Data records

** Begin **

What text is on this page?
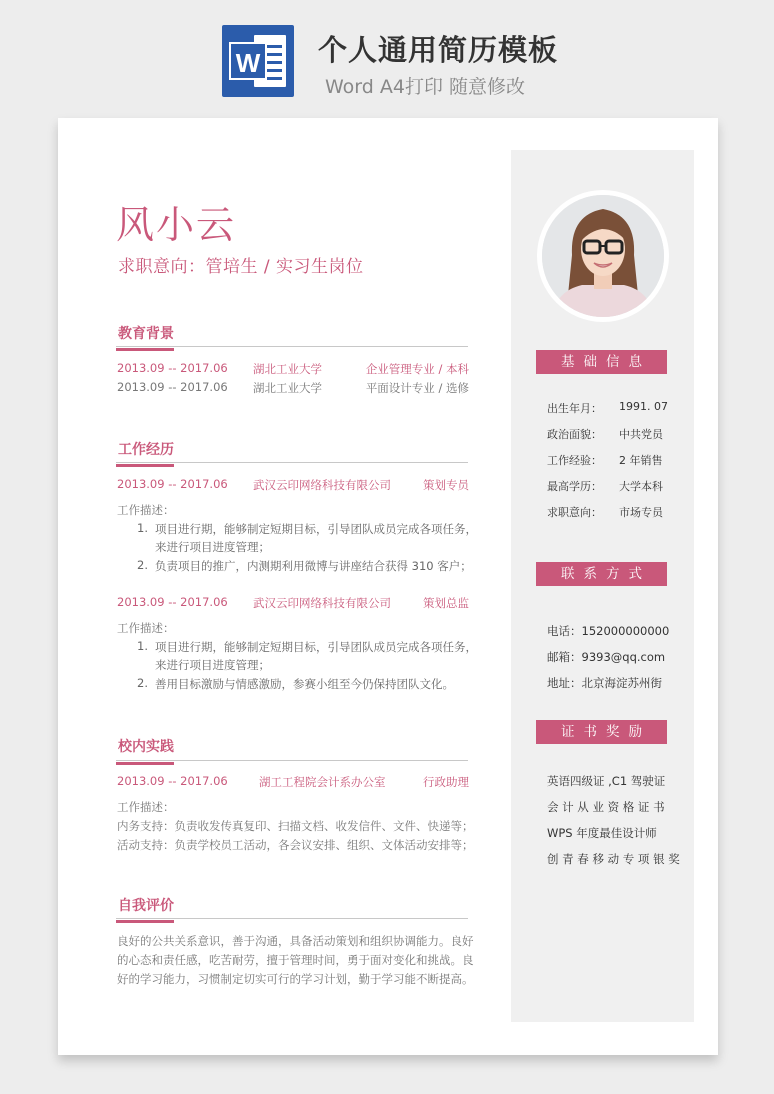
W 个人通用简历模板
Word A4打印 随意修改
风小云
求职意向：管培生 / 实习生岗位
教育背景
2013.09 -- 2017.06 湖北工业大学	企业管理专业 / 本科
2013.09 -- 2017.06 湖北工业大学	平面设计专业 / 选修
工作经历
2013.09 -- 2017.06 武汉云印网络科技有限公司	策划专员
工作描述：
1. 项目进行期，能够制定短期目标，引导团队成员完成各项任务，
来进行项目进度管理；
2. 负责项目的推广，内测期利用微博与讲座结合获得 310 客户；
2013.09 -- 2017.06 武汉云印网络科技有限公司	策划总监
工作描述：
1. 项目进行期，能够制定短期目标，引导团队成员完成各项任务，
来进行项目进度管理；
2. 善用目标激励与情感激励，参赛小组至今仍保持团队文化。
校内实践
2013.09 -- 2017.06	湖工工程院会计系办公室	行政助理
工作描述：
内务支持：负责收发传真复印、扫描文档、收发信件、文件、快递等；
活动支持：负责学校员工活动，各会议安排、组织、文体活动安排等；
自我评价
良好的公共关系意识，善于沟通，具备活动策划和组织协调能力。良好
的心态和责任感，吃苦耐劳，擅于管理时间，勇于面对变化和挑战。良
好的学习能力，习惯制定切实可行的学习计划，勤于学习能不断提高。
基础信息
出生年月： 1991. 07
政治面貌： 中共党员
工作经验： 2 年销售
最高学历： 大学本科
求职意向： 市场专员
联系方式
电话：152000000000
邮箱：9393@qq.com
地址：北京海淀苏州街
证书奖励
英语四级证 ,C1 驾驶证
会 计 从 业 资 格 证 书
WPS 年度最佳设计师
创 青 春 移 动 专 项 银 奖
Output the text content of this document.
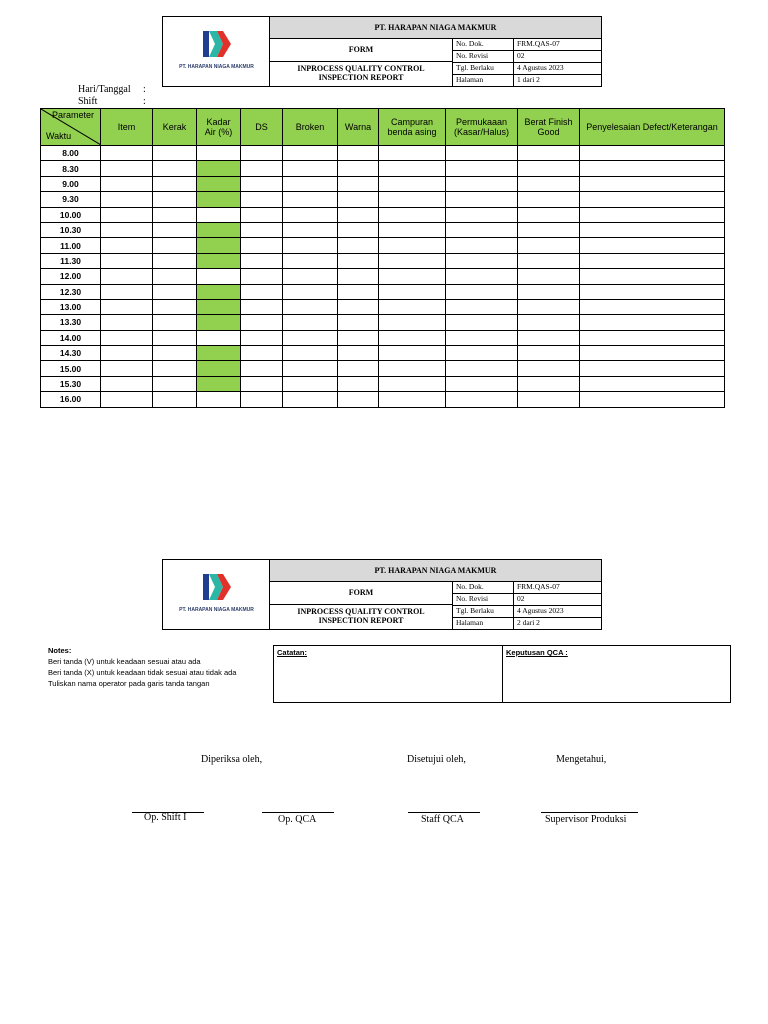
PT. HARAPAN NIAGA MAKMUR
PT. HARAPAN NIAGA MAKMUR
FORM
INPROCESS QUALITY CONTROL
INSPECTION REPORT
No. Dok.	FRM.QAS-07
No. Revisi	02
Tgl. Berlaku	4 Agustus 2023
Halaman	1 dari 2
Hari/Tanggal :
Shift	:
Parameter
Waktu	Item	Kerak	Kadar Air (%)	DS	Broken	Warna	Campuran benda asing	Permukaaan (Kasar/Halus)	Berat Finish Good	Penyelesaian Defect/Keterangan
8.00										
8.30										
9.00										
9.30										
10.00										
10.30										
11.00										
11.30										
12.00										
12.30										
13.00										
13.30										
14.00										
14.30										
15.00										
15.30										
16.00										
PT. HARAPAN NIAGA MAKMUR
PT. HARAPAN NIAGA MAKMUR
FORM
INPROCESS QUALITY CONTROL
INSPECTION REPORT
No. Dok.	FRM.QAS-07
No. Revisi	02
Tgl. Berlaku	4 Agustus 2023
Halaman	2 dari 2
Notes:
Beri tanda (V) untuk keadaan sesuai atau ada
Beri tanda (X) untuk keadaan tidak sesuai atau tidak ada
Tuliskan nama operator pada garis tanda tangan
Catatan:	Keputusan QCA :
Diperiksa oleh,	Disetujui oleh,	Mengetahui,
Op. Shift I	Op. QCA	Staff QCA	Supervisor Produksi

** End **

◆ Exercise objective
The answer is one number: how many lines of the material above contain "Beri".

◆ Written reply
2